Direction: Review the listing and copy each line that holds the word "index".

====

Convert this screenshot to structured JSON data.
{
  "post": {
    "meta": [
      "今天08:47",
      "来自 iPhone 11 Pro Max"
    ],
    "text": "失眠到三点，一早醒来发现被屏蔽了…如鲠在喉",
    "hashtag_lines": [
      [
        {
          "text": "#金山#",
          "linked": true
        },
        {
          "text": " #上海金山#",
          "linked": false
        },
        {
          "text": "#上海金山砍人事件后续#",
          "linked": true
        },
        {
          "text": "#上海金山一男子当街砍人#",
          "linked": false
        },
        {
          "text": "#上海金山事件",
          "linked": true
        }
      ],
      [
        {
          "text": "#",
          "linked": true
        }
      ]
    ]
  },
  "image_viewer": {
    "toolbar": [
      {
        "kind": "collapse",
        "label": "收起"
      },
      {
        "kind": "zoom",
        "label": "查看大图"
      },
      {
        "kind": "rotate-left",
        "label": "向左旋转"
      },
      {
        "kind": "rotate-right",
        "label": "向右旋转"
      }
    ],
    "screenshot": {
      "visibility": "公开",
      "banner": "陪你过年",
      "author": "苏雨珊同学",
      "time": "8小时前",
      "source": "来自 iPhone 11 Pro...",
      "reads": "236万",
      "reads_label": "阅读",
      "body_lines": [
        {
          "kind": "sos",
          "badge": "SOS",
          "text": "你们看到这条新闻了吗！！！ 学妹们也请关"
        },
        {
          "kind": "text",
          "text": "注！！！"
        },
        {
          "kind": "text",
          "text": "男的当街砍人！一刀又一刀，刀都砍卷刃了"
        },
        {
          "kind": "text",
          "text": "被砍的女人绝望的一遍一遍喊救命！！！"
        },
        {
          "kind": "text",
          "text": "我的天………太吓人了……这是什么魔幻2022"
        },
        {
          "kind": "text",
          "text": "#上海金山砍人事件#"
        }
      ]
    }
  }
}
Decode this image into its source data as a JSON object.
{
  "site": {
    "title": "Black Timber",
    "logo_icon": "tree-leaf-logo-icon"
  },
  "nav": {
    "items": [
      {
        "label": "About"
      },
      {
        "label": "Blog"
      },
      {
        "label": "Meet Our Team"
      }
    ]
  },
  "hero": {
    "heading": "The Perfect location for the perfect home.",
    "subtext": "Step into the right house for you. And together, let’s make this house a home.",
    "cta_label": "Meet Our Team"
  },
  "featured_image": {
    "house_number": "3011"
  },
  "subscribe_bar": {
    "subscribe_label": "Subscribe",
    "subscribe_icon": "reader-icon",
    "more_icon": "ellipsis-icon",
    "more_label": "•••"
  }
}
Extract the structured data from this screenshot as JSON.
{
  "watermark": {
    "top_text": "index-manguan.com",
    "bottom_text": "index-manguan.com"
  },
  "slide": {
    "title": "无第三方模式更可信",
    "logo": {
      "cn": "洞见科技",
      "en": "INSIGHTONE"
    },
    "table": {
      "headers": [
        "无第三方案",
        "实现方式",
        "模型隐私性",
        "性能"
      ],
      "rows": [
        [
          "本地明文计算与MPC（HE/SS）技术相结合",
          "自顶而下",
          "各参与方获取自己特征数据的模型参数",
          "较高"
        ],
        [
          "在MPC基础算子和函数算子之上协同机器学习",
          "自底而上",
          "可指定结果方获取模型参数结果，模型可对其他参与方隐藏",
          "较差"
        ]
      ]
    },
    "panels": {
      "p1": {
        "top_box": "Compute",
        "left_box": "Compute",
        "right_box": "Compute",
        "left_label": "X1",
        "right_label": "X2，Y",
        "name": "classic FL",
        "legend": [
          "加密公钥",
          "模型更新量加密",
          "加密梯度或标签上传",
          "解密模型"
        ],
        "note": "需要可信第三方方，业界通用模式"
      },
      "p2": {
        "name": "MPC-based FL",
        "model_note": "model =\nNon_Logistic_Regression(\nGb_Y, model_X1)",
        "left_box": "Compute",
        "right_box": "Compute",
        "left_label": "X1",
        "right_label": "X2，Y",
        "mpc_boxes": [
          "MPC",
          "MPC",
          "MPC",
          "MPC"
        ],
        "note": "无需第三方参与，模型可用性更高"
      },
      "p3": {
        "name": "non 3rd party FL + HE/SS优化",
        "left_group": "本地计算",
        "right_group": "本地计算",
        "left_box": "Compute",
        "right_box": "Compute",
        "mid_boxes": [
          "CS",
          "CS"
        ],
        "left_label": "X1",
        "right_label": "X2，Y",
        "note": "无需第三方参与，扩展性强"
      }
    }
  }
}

====

Response:
    "top_text": "index-manguan.com",
    "bottom_text": "index-manguan.com"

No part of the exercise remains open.